What to work on: The records below are to be quoted in full; please keep every word exact.

(Items from a dataset)
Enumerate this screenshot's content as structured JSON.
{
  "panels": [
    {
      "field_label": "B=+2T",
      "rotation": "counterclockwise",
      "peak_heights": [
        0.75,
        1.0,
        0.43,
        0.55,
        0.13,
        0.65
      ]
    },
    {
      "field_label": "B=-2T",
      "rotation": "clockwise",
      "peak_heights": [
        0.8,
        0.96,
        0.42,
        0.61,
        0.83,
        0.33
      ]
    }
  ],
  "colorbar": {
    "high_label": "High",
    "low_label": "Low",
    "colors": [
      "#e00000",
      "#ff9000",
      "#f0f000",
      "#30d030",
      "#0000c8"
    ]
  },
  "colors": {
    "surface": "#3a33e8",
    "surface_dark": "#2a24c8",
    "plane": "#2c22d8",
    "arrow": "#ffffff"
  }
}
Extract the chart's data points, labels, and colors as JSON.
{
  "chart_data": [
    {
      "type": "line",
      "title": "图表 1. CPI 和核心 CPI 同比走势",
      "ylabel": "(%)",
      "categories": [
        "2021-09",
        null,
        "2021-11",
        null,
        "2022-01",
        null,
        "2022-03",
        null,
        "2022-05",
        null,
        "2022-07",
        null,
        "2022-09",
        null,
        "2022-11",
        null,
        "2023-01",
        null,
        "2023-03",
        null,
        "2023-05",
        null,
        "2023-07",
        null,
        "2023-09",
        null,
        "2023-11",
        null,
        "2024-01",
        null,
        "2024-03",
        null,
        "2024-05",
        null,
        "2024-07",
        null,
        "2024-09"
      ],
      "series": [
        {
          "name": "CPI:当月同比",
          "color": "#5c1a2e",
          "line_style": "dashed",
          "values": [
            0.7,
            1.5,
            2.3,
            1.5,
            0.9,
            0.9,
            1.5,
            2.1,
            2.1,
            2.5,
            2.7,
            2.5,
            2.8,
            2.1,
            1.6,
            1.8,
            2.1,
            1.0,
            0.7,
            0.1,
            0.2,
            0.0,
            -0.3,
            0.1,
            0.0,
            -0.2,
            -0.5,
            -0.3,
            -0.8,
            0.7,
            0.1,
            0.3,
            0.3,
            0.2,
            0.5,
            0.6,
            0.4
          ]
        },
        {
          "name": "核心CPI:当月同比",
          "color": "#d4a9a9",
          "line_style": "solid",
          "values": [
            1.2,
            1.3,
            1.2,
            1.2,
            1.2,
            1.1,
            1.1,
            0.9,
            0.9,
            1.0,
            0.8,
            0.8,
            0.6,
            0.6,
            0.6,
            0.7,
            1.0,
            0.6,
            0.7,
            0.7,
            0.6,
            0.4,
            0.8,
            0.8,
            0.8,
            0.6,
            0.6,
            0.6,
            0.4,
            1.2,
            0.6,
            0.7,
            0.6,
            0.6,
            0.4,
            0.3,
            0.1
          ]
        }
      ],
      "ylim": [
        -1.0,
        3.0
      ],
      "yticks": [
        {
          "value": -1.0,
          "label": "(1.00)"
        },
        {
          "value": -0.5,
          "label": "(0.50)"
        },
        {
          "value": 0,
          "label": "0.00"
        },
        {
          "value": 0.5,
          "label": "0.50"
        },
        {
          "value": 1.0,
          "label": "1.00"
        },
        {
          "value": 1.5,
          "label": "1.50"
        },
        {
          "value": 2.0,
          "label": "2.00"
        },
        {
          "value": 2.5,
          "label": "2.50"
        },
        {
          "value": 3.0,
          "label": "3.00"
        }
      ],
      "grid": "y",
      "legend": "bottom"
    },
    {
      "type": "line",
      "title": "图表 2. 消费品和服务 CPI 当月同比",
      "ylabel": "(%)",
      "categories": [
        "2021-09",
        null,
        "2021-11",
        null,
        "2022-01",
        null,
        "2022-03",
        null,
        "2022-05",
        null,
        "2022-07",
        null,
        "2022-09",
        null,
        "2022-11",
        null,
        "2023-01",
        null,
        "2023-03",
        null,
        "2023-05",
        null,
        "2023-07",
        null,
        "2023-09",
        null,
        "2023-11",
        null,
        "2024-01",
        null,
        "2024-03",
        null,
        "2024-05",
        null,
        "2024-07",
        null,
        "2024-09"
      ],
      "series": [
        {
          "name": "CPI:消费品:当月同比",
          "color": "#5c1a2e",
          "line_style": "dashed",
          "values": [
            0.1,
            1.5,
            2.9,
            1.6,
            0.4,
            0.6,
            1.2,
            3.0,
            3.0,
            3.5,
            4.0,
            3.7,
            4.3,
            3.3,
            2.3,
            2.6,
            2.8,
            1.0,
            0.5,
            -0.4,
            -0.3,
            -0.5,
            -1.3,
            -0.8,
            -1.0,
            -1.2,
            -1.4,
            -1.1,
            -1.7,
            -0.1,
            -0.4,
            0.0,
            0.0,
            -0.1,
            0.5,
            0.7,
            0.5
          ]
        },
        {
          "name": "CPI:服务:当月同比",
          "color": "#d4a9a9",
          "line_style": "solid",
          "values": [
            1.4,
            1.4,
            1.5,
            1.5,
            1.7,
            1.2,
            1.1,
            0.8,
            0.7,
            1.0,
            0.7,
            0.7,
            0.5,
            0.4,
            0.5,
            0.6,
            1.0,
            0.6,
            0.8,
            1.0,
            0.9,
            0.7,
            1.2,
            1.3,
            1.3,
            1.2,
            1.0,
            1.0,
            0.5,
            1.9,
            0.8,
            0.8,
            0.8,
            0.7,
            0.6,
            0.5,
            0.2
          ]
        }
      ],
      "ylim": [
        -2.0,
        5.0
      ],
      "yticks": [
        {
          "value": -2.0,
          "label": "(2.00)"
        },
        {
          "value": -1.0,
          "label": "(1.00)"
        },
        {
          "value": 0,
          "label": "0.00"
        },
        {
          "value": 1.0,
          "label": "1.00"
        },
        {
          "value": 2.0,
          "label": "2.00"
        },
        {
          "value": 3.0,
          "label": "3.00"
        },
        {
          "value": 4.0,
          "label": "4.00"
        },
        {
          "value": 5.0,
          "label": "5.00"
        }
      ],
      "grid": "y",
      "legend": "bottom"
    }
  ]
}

Complete response:
Enumerate this screenshot's content as structured JSON.
{
  "panels": [
    {
      "field_label": "B=+2T",
      "rotation": "counterclockwise",
      "peak_heights": [
        0.75,
        1.0,
        0.43,
        0.55,
        0.13,
        0.65
      ]
    },
    {
      "field_label": "B=-2T",
      "rotation": "clockwise",
      "peak_heights": [
        0.8,
        0.96,
        0.42,
        0.61,
        0.83,
        0.33
      ]
    }
  ],
  "colorbar": {
    "high_label": "High",
    "low_label": "Low",
    "colors": [
      "#e00000",
      "#ff9000",
      "#f0f000",
      "#30d030",
      "#0000c8"
    ]
  },
  "colors": {
    "surface": "#3a33e8",
    "surface_dark": "#2a24c8",
    "plane": "#2c22d8",
    "arrow": "#ffffff"
  }
}
Extract the chart's data points, labels, and colors as JSON.
{
  "chart_data": [
    {
      "type": "line",
      "title": "图表 1. CPI 和核心 CPI 同比走势",
      "ylabel": "(%)",
      "categories": [
        "2021-09",
        null,
        "2021-11",
        null,
        "2022-01",
        null,
        "2022-03",
        null,
        "2022-05",
        null,
        "2022-07",
        null,
        "2022-09",
        null,
        "2022-11",
        null,
        "2023-01",
        null,
        "2023-03",
        null,
        "2023-05",
        null,
        "2023-07",
        null,
        "2023-09",
        null,
        "2023-11",
        null,
        "2024-01",
        null,
        "2024-03",
        null,
        "2024-05",
        null,
        "2024-07",
        null,
        "2024-09"
      ],
      "series": [
        {
          "name": "CPI:当月同比",
          "color": "#5c1a2e",
          "line_style": "dashed",
          "values": [
            0.7,
            1.5,
            2.3,
            1.5,
            0.9,
            0.9,
            1.5,
            2.1,
            2.1,
            2.5,
            2.7,
            2.5,
            2.8,
            2.1,
            1.6,
            1.8,
            2.1,
            1.0,
            0.7,
            0.1,
            0.2,
            0.0,
            -0.3,
            0.1,
            0.0,
            -0.2,
            -0.5,
            -0.3,
            -0.8,
            0.7,
            0.1,
            0.3,
            0.3,
            0.2,
            0.5,
            0.6,
            0.4
          ]
        },
        {
          "name": "核心CPI:当月同比",
          "color": "#d4a9a9",
          "line_style": "solid",
          "values": [
            1.2,
            1.3,
            1.2,
            1.2,
            1.2,
            1.1,
            1.1,
            0.9,
            0.9,
            1.0,
            0.8,
            0.8,
            0.6,
            0.6,
            0.6,
            0.7,
            1.0,
            0.6,
            0.7,
            0.7,
            0.6,
            0.4,
            0.8,
            0.8,
            0.8,
            0.6,
            0.6,
            0.6,
            0.4,
            1.2,
            0.6,
            0.7,
            0.6,
            0.6,
            0.4,
            0.3,
            0.1
          ]
        }
      ],
      "ylim": [
        -1.0,
        3.0
      ],
      "yticks": [
        {
          "value": -1.0,
          "label": "(1.00)"
        },
        {
          "value": -0.5,
          "label": "(0.50)"
        },
        {
          "value": 0,
          "label": "0.00"
        },
        {
          "value": 0.5,
          "label": "0.50"
        },
        {
          "value": 1.0,
          "label": "1.00"
        },
        {
          "value": 1.5,
          "label": "1.50"
        },
        {
          "value": 2.0,
          "label": "2.00"
        },
        {
          "value": 2.5,
          "label": "2.50"
        },
        {
          "value": 3.0,
          "label": "3.00"
        }
      ],
      "grid": "y",
      "legend": "bottom"
    },
    {
      "type": "line",
      "title": "图表 2. 消费品和服务 CPI 当月同比",
      "ylabel": "(%)",
      "categories": [
        "2021-09",
        null,
        "2021-11",
        null,
        "2022-01",
        null,
        "2022-03",
        null,
        "2022-05",
        null,
        "2022-07",
        null,
        "2022-09",
        null,
        "2022-11",
        null,
        "2023-01",
        null,
        "2023-03",
        null,
        "2023-05",
        null,
        "2023-07",
        null,
        "2023-09",
        null,
        "2023-11",
        null,
        "2024-01",
        null,
        "2024-03",
        null,
        "2024-05",
        null,
        "2024-07",
        null,
        "2024-09"
      ],
      "series": [
        {
          "name": "CPI:消费品:当月同比",
          "color": "#5c1a2e",
          "line_style": "dashed",
          "values": [
            0.1,
            1.5,
            2.9,
            1.6,
            0.4,
            0.6,
            1.2,
            3.0,
            3.0,
            3.5,
            4.0,
            3.7,
            4.3,
            3.3,
            2.3,
            2.6,
            2.8,
            1.0,
            0.5,
            -0.4,
            -0.3,
            -0.5,
            -1.3,
            -0.8,
            -1.0,
            -1.2,
            -1.4,
            -1.1,
            -1.7,
            -0.1,
            -0.4,
            0.0,
            0.0,
            -0.1,
            0.5,
            0.7,
            0.5
          ]
        },
        {
          "name": "CPI:服务:当月同比",
          "color": "#d4a9a9",
          "line_style": "solid",
          "values": [
            1.4,
            1.4,
            1.5,
            1.5,
            1.7,
            1.2,
            1.1,
            0.8,
            0.7,
            1.0,
            0.7,
            0.7,
            0.5,
            0.4,
            0.5,
            0.6,
            1.0,
            0.6,
            0.8,
            1.0,
            0.9,
            0.7,
            1.2,
            1.3,
            1.3,
            1.2,
            1.0,
            1.0,
            0.5,
            1.9,
            0.8,
            0.8,
            0.8,
            0.7,
            0.6,
            0.5,
            0.2
          ]
        }
      ],
      "ylim": [
        -2.0,
        5.0
      ],
      "yticks": [
        {
          "value": -2.0,
          "label": "(2.00)"
        },
        {
          "value": -1.0,
          "label": "(1.00)"
        },
        {
          "value": 0,
          "label": "0.00"
        },
        {
          "value": 1.0,
          "label": "1.00"
        },
        {
          "value": 2.0,
          "label": "2.00"
        },
        {
          "value": 3.0,
          "label": "3.00"
        },
        {
          "value": 4.0,
          "label": "4.00"
        },
        {
          "value": 5.0,
          "label": "5.00"
        }
      ],
      "grid": "y",
      "legend": "bottom"
    }
  ]
}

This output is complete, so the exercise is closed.